Até que ponto o pensamento de Dugin influencia o debate russo?
Pergunta insidiosa. Como acontece com qualquer pensador de nível, não é de forma alguma fácil estabelecer o quanto a visão de Dugin afeta ou não a autoconsciência cultural, política e existencial de um povo - o povo russo, neste caso. Para a posteridade fica o árduo julgamento.
Ele é frequentemente descrito como próximo ao presidente Putin...
Certamente, um exame lúcido da questão deve desconsiderar o esclerotismo ao qual as informações - tanto italianas quanto internacionais - sobre o assunto são frequentemente reduzidas. Dugin não é um intelectual "orgânico" da classe dominante russa, nem é o "Rasputin do Kremlin" ou a "eminência parda" de Putin, como foi facciosamente definido. No entanto, seria igualmente errado considerar pouco influentes os pensamentos de um autor de renome internacional, traduzido para dezenas de idiomas, que teve uma carreira importante na Rússia como professor na Academia Militar na década de 1990, ocupou o cargo de professor de sociologia na Universidade Estadual Lomonosov de Moscou de 2008 a 2014 e ainda é protagonista de importantes debates públicos sobre questões culturais e atuais. O certo é que a discussão sobre o pensamento de Dugin diz respeito principalmente, na Rússia e no resto do mundo, às suas reflexões sobre os eventos políticos atuais e sobre questões geopolíticas (multipolarismo, relações internacionais) e político-filosóficas (a Quarta Teoria Política). Muito mais restrito é o debate sobre seu trabalho meta-histórico, metafísico e ontológico - sobre o qual, talvez, de acordo com o próprio professor, é na Itália que o estudo aprofundado mais interessante está sendo lançado, provavelmente na esteira de um certo interesse antigo e profundamente enraizado em autores tradicionais (em primeiro lugar, Júlio Evola) e no pensamento metapolítico de uma orientação revolucionária-conservadora
Quem são os autores do panteão do pensador russo?

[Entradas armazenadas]
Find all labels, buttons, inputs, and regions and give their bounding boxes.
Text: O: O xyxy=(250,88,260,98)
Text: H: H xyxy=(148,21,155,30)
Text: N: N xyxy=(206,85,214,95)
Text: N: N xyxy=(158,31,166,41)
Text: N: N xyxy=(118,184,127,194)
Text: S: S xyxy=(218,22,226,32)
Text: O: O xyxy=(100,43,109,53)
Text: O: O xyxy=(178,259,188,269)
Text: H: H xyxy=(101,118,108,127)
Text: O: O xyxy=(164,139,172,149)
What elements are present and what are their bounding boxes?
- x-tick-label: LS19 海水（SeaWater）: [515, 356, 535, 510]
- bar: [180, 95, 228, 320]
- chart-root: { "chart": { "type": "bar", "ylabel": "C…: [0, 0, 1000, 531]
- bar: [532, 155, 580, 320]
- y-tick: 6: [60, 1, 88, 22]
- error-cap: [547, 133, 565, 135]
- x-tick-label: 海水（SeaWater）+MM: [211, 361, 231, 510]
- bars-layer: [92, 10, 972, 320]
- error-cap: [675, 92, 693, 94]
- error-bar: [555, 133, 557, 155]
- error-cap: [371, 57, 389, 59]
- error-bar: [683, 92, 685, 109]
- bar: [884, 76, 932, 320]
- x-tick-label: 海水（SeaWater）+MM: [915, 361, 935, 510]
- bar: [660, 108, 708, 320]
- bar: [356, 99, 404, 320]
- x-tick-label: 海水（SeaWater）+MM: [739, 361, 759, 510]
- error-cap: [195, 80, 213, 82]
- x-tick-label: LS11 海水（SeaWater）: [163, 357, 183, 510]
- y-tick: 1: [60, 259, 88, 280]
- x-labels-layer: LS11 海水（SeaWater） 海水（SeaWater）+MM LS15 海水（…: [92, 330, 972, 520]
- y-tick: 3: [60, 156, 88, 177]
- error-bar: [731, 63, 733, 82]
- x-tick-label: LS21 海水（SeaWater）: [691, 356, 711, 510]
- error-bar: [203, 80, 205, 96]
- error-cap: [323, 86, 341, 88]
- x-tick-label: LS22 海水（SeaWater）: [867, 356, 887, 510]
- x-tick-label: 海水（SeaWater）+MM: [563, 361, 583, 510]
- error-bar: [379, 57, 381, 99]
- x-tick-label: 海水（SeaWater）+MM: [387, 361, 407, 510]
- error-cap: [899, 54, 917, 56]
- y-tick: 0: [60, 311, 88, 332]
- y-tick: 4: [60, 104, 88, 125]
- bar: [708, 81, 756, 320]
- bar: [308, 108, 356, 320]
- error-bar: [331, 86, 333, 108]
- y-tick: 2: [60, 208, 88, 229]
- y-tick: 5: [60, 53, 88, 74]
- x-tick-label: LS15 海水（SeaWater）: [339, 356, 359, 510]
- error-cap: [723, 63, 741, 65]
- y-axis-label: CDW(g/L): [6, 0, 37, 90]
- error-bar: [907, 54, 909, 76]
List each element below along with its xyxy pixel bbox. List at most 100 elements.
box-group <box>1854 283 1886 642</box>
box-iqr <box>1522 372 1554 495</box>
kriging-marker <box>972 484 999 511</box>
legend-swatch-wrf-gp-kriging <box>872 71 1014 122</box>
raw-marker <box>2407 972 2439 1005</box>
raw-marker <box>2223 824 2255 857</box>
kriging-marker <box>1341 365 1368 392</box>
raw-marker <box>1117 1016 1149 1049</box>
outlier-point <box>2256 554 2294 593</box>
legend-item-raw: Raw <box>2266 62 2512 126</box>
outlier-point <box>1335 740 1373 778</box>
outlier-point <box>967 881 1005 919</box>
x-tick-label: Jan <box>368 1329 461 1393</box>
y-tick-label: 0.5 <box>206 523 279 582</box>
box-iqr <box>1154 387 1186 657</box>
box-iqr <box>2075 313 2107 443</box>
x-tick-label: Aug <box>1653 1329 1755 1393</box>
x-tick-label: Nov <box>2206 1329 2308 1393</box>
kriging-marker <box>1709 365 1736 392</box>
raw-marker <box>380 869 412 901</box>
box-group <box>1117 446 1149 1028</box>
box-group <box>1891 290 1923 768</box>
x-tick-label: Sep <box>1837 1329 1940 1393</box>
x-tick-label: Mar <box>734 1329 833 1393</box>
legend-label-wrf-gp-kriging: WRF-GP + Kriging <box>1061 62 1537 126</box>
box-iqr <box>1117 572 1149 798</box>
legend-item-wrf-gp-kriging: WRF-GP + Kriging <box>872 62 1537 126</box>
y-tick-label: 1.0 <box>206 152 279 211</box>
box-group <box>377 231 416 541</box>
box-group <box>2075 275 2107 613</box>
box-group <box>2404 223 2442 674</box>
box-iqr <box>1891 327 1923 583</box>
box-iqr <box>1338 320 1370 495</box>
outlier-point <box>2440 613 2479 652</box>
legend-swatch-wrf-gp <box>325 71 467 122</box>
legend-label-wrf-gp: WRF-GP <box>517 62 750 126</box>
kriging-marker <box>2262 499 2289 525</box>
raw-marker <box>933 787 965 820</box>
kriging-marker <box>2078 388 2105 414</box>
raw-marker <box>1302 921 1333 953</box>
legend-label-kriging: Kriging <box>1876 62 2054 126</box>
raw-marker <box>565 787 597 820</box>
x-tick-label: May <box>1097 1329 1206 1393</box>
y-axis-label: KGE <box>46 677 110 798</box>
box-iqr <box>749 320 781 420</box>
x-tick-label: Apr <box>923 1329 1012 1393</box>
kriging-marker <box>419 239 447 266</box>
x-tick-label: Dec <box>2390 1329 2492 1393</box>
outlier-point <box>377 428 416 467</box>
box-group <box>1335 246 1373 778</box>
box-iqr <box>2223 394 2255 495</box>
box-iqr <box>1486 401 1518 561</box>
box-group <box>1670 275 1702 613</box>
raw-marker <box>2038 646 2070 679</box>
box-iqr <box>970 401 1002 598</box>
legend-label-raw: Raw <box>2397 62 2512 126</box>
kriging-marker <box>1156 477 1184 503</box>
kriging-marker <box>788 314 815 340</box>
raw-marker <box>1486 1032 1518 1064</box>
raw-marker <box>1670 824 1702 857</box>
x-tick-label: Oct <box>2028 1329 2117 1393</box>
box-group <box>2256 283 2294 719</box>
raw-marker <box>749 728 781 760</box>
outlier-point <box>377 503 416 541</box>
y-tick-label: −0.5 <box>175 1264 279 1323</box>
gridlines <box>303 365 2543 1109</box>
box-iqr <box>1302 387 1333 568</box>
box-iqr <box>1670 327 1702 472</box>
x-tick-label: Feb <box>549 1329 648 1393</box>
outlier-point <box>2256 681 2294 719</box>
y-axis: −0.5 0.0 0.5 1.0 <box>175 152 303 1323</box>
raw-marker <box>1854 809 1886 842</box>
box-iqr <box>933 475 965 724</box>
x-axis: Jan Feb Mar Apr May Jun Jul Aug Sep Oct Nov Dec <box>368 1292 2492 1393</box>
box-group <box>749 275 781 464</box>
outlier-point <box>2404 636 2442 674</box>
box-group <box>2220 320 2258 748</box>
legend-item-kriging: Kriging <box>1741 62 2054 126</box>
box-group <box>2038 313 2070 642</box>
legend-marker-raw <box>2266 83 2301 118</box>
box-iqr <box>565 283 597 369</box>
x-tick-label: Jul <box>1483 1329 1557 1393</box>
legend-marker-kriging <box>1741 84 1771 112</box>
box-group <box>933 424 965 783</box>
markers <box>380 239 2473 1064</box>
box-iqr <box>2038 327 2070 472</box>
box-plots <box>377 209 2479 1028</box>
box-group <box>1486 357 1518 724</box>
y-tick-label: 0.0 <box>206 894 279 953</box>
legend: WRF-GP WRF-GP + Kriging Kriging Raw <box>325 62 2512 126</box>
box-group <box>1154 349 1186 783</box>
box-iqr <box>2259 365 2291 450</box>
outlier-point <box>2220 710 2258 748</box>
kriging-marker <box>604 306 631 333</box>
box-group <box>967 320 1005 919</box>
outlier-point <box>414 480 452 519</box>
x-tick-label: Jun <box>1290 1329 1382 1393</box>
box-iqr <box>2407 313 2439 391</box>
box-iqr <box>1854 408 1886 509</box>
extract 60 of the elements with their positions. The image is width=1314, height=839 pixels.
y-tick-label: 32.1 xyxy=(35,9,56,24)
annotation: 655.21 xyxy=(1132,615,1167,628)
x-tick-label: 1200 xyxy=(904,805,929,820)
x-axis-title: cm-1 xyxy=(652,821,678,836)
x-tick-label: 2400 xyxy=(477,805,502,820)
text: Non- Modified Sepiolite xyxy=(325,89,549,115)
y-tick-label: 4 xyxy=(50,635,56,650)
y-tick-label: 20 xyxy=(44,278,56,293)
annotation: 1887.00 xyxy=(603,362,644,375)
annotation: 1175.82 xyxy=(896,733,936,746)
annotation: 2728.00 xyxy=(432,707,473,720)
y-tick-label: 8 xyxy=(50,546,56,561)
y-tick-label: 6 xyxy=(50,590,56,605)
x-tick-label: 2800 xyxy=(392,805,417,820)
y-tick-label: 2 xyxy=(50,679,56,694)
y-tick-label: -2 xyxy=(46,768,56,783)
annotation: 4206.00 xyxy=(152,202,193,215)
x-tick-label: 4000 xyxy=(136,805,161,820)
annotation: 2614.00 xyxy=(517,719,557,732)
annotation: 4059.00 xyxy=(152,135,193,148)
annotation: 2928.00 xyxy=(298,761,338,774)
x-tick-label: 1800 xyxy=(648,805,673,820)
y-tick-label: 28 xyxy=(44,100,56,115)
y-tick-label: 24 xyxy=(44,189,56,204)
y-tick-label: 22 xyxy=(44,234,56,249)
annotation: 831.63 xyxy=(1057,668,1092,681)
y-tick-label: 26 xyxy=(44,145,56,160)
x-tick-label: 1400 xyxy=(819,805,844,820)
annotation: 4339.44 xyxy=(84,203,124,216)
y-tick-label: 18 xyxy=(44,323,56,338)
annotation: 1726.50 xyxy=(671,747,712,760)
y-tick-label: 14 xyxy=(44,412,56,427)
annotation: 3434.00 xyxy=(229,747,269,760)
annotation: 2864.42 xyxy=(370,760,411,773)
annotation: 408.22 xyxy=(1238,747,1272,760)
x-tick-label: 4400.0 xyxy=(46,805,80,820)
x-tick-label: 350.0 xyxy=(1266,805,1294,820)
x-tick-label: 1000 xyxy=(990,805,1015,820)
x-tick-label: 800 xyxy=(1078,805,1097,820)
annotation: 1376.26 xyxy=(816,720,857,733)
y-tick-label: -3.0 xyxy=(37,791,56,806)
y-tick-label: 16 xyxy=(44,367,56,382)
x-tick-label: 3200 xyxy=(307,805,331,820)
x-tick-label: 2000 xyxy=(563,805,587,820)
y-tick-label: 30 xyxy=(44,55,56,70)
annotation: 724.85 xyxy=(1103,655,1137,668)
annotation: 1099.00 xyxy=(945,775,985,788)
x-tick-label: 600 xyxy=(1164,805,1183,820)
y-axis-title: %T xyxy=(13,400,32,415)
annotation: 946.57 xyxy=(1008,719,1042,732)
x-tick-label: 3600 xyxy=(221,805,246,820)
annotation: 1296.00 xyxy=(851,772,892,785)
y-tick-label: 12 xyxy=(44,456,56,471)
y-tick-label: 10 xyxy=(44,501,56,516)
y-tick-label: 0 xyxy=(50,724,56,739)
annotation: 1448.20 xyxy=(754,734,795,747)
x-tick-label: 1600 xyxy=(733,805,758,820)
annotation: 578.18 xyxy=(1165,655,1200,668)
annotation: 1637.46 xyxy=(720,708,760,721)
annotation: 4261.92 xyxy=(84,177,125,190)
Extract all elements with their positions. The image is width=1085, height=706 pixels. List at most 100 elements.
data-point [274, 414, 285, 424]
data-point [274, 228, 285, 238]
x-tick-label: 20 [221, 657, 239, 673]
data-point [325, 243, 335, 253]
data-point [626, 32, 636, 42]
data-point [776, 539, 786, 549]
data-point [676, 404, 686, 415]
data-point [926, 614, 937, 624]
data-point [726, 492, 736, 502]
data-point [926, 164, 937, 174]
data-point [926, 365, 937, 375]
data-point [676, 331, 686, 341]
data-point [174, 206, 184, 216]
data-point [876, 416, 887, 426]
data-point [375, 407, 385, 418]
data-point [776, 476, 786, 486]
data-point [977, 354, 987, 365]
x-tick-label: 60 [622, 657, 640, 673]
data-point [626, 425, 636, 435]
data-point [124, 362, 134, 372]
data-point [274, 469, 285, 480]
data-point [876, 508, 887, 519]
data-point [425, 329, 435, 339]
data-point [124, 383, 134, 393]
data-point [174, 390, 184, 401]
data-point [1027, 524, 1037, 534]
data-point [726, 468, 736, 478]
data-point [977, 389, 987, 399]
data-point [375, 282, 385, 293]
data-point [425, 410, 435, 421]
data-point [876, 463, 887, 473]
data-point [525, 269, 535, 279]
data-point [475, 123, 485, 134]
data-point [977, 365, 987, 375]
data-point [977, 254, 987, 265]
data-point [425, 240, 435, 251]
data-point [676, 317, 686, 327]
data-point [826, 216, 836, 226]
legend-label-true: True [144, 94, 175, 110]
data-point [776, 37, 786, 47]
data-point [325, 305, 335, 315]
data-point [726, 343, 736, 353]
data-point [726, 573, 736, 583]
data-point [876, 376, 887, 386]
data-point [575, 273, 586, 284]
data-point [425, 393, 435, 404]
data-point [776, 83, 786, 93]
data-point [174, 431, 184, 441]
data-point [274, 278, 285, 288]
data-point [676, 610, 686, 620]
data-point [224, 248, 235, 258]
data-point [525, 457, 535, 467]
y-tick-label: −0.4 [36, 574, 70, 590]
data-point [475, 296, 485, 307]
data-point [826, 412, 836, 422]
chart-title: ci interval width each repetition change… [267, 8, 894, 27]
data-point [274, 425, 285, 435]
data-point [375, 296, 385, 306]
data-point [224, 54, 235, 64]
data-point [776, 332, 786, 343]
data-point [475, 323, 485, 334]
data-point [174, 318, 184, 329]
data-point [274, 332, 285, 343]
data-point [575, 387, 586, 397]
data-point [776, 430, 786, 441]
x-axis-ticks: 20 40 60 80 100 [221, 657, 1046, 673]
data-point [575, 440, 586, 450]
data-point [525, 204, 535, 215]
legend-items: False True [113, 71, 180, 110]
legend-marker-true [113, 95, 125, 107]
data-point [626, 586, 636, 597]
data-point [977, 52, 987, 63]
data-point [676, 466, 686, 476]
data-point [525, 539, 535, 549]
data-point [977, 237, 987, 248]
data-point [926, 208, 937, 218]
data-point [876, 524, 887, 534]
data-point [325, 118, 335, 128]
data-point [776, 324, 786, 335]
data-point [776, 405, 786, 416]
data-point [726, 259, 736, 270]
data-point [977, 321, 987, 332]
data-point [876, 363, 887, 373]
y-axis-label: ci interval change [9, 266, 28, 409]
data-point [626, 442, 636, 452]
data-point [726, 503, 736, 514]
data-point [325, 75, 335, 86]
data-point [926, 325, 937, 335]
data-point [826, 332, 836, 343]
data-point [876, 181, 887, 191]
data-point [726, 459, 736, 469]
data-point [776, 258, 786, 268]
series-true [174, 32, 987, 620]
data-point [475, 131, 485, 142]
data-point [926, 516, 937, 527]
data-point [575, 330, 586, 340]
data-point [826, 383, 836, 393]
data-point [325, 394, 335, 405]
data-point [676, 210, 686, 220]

## TAREFA ESCRITA 1
Segundo o texto sobre Dugin, em que período ele foi professor de sociologia na Universidade Estadual Lomonosov de Moscou?
## TAREFA ESCRITA 2
Reproduza fielmente o trecho do texto sobre Dugin que começa nas palavras "Até que ponto" e termina depois de "ao presidente Putin...".
## TAREFA ESCRITA 3
Dê continuidade ao texto sobre Dugin a partir do ponto em que ele para.
Os dados não fazem falta aqui.

## RESPOSTA ESCRITA 1
De 2008 a 2014.

## RESPOSTA ESCRITA 2
Até que ponto o pensamento de Dugin influencia o debate russo?
Pergunta insidiosa. Como acontece com qualquer pensador de nível, não é de forma alguma fácil estabelecer o quanto a visão de Dugin afeta ou não a autoconsciência cultural, política e existencial de um povo - o povo russo, neste caso. Para a posteridade fica o árduo julgamento.
Ele é frequentemente descrito como próximo ao presidente Putin...

## RESPOSTA ESCRITA 3
Eles são numerosos e muito heterogêneos. É precisamente dessa abertura inteligente e sem preconceitos à pluralidade de formas de pensamento humano que deriva a grande força e originalidade do trabalho de Dugin - bem como certas contradições (algumas aparentes, outras talvez insolúveis) de seu sistema. Acredito que seja possível identificar cinco vertentes culturais principais com as quais o trabalho de Dugin se relaciona explicitamente de forma crítica na esfera filosófico-especulativa.
Quais?
O Pensamento da Tradição - ou Tradicionalismo Integral (Guénon, Evola e, na interpretação duginiana, Eliade); o esoterismo ocidental, mediado pela experiência no Círculo Yuzhinsky (com Mamleev, Golovin e Dzhemal); Nietzsche e a Revolução Conservadora (Heidegger, Jünger, Niekisch, Schmitt); o pós-modernismo francês (Deleuze e Guattari, Lacan, Baudrillard, Foucault); a teologia ortodoxa e o eurasianismo antiocidental relacionado (Leontiev, Danilevski, Alexeiev, Gumilev).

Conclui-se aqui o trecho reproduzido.